## What you need to do
Set down the full listing exactly, character for character.

## Data for the task
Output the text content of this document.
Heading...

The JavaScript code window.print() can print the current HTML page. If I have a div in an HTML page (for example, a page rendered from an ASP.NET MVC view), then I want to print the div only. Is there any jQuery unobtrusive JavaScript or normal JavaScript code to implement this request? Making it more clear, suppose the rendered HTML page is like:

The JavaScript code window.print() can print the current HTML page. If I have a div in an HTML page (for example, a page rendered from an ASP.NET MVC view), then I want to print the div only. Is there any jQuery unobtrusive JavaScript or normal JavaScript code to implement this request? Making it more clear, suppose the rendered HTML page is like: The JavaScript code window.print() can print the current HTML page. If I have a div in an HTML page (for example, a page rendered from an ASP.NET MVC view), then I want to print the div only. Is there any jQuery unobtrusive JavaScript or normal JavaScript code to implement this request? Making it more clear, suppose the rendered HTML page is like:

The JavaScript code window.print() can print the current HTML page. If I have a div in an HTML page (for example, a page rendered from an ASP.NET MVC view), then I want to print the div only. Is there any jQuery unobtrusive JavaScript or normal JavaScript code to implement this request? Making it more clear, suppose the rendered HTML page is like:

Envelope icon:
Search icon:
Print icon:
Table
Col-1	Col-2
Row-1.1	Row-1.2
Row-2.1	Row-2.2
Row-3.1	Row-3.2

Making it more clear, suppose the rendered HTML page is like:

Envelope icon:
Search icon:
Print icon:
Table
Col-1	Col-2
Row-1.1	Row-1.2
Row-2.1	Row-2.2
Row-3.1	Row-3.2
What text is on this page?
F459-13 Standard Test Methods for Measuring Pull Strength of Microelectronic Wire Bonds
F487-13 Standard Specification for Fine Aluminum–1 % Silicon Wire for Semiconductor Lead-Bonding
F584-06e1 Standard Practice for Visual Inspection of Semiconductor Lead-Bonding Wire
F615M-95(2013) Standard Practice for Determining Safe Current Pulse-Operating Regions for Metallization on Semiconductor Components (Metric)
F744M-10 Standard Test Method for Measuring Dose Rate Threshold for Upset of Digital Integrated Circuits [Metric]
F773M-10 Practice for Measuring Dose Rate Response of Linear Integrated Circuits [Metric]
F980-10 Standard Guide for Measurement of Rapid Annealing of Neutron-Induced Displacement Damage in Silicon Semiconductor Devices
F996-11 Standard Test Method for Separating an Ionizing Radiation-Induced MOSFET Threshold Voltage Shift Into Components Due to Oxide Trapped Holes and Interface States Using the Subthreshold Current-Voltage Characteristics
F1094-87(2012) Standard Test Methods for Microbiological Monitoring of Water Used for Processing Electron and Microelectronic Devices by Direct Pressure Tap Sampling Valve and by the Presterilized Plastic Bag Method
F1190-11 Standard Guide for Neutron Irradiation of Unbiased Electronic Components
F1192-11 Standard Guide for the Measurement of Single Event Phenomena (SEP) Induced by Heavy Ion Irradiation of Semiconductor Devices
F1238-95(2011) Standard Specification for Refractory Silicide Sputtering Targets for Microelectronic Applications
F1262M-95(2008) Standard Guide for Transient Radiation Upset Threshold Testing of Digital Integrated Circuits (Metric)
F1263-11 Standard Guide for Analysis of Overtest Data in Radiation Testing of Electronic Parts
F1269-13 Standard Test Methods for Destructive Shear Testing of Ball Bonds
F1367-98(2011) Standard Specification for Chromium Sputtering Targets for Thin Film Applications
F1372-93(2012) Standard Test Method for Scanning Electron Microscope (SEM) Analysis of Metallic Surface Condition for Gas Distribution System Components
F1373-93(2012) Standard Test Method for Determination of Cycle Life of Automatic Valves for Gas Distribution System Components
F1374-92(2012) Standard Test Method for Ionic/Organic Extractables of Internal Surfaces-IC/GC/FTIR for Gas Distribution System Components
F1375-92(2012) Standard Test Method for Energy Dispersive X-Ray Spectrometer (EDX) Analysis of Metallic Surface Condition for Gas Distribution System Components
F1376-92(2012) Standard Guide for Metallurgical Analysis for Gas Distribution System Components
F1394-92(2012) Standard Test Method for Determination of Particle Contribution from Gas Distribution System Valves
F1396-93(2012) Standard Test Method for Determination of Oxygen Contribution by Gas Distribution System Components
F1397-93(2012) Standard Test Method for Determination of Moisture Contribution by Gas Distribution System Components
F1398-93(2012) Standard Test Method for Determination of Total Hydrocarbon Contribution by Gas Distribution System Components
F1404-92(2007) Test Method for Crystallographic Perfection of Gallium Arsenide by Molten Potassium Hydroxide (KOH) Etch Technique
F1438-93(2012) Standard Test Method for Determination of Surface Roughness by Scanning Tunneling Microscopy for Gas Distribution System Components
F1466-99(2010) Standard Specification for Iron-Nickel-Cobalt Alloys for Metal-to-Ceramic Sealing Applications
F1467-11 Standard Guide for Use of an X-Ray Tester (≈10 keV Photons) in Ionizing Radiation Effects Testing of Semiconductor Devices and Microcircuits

## Result
Output the text content of this document.
Heading...

The JavaScript code window.print() can print the current HTML page. If I have a div in an HTML page (for example, a page rendered from an ASP.NET MVC view), then I want to print the div only. Is there any jQuery unobtrusive JavaScript or normal JavaScript code to implement this request? Making it more clear, suppose the rendered HTML page is like:

The JavaScript code window.print() can print the current HTML page. If I have a div in an HTML page (for example, a page rendered from an ASP.NET MVC view), then I want to print the div only. Is there any jQuery unobtrusive JavaScript or normal JavaScript code to implement this request? Making it more clear, suppose the rendered HTML page is like: The JavaScript code window.print() can print the current HTML page. If I have a div in an HTML page (for example, a page rendered from an ASP.NET MVC view), then I want to print the div only. Is there any jQuery unobtrusive JavaScript or normal JavaScript code to implement this request? Making it more clear, suppose the rendered HTML page is like:

The JavaScript code window.print() can print the current HTML page. If I have a div in an HTML page (for example, a page rendered from an ASP.NET MVC view), then I want to print the div only. Is there any jQuery unobtrusive JavaScript or normal JavaScript code to implement this request? Making it more clear, suppose the rendered HTML page is like:

Envelope icon:
Search icon:
Print icon:
Table
Col-1	Col-2
Row-1.1	Row-1.2
Row-2.1	Row-2.2
Row-3.1	Row-3.2

Making it more clear, suppose the rendered HTML page is like:

Envelope icon:
Search icon:
Print icon:
Table
Col-1	Col-2
Row-1.1	Row-1.2
Row-2.1	Row-2.2
Row-3.1	Row-3.2
What text is on this page?
F459-13 Standard Test Methods for Measuring Pull Strength of Microelectronic Wire Bonds
F487-13 Standard Specification for Fine Aluminum–1 % Silicon Wire for Semiconductor Lead-Bonding
F584-06e1 Standard Practice for Visual Inspection of Semiconductor Lead-Bonding Wire
F615M-95(2013) Standard Practice for Determining Safe Current Pulse-Operating Regions for Metallization on Semiconductor Components (Metric)
F744M-10 Standard Test Method for Measuring Dose Rate Threshold for Upset of Digital Integrated Circuits [Metric]
F773M-10 Practice for Measuring Dose Rate Response of Linear Integrated Circuits [Metric]
F980-10 Standard Guide for Measurement of Rapid Annealing of Neutron-Induced Displacement Damage in Silicon Semiconductor Devices
F996-11 Standard Test Method for Separating an Ionizing Radiation-Induced MOSFET Threshold Voltage Shift Into Components Due to Oxide Trapped Holes and Interface States Using the Subthreshold Current-Voltage Characteristics
F1094-87(2012) Standard Test Methods for Microbiological Monitoring of Water Used for Processing Electron and Microelectronic Devices by Direct Pressure Tap Sampling Valve and by the Presterilized Plastic Bag Method
F1190-11 Standard Guide for Neutron Irradiation of Unbiased Electronic Components
F1192-11 Standard Guide for the Measurement of Single Event Phenomena (SEP) Induced by Heavy Ion Irradiation of Semiconductor Devices
F1238-95(2011) Standard Specification for Refractory Silicide Sputtering Targets for Microelectronic Applications
F1262M-95(2008) Standard Guide for Transient Radiation Upset Threshold Testing of Digital Integrated Circuits (Metric)
F1263-11 Standard Guide for Analysis of Overtest Data in Radiation Testing of Electronic Parts
F1269-13 Standard Test Methods for Destructive Shear Testing of Ball Bonds
F1367-98(2011) Standard Specification for Chromium Sputtering Targets for Thin Film Applications
F1372-93(2012) Standard Test Method for Scanning Electron Microscope (SEM) Analysis of Metallic Surface Condition for Gas Distribution System Components
F1373-93(2012) Standard Test Method for Determination of Cycle Life of Automatic Valves for Gas Distribution System Components
F1374-92(2012) Standard Test Method for Ionic/Organic Extractables of Internal Surfaces-IC/GC/FTIR for Gas Distribution System Components
F1375-92(2012) Standard Test Method for Energy Dispersive X-Ray Spectrometer (EDX) Analysis of Metallic Surface Condition for Gas Distribution System Components
F1376-92(2012) Standard Guide for Metallurgical Analysis for Gas Distribution System Components
F1394-92(2012) Standard Test Method for Determination of Particle Contribution from Gas Distribution System Valves
F1396-93(2012) Standard Test Method for Determination of Oxygen Contribution by Gas Distribution System Components
F1397-93(2012) Standard Test Method for Determination of Moisture Contribution by Gas Distribution System Components
F1398-93(2012) Standard Test Method for Determination of Total Hydrocarbon Contribution by Gas Distribution System Components
F1404-92(2007) Test Method for Crystallographic Perfection of Gallium Arsenide by Molten Potassium Hydroxide (KOH) Etch Technique
F1438-93(2012) Standard Test Method for Determination of Surface Roughness by Scanning Tunneling Microscopy for Gas Distribution System Components
F1466-99(2010) Standard Specification for Iron-Nickel-Cobalt Alloys for Metal-to-Ceramic Sealing Applications
F1467-11 Standard Guide for Use of an X-Ray Tester (≈10 keV Photons) in Ionizing Radiation Effects Testing of Semiconductor Devices and Microcircuits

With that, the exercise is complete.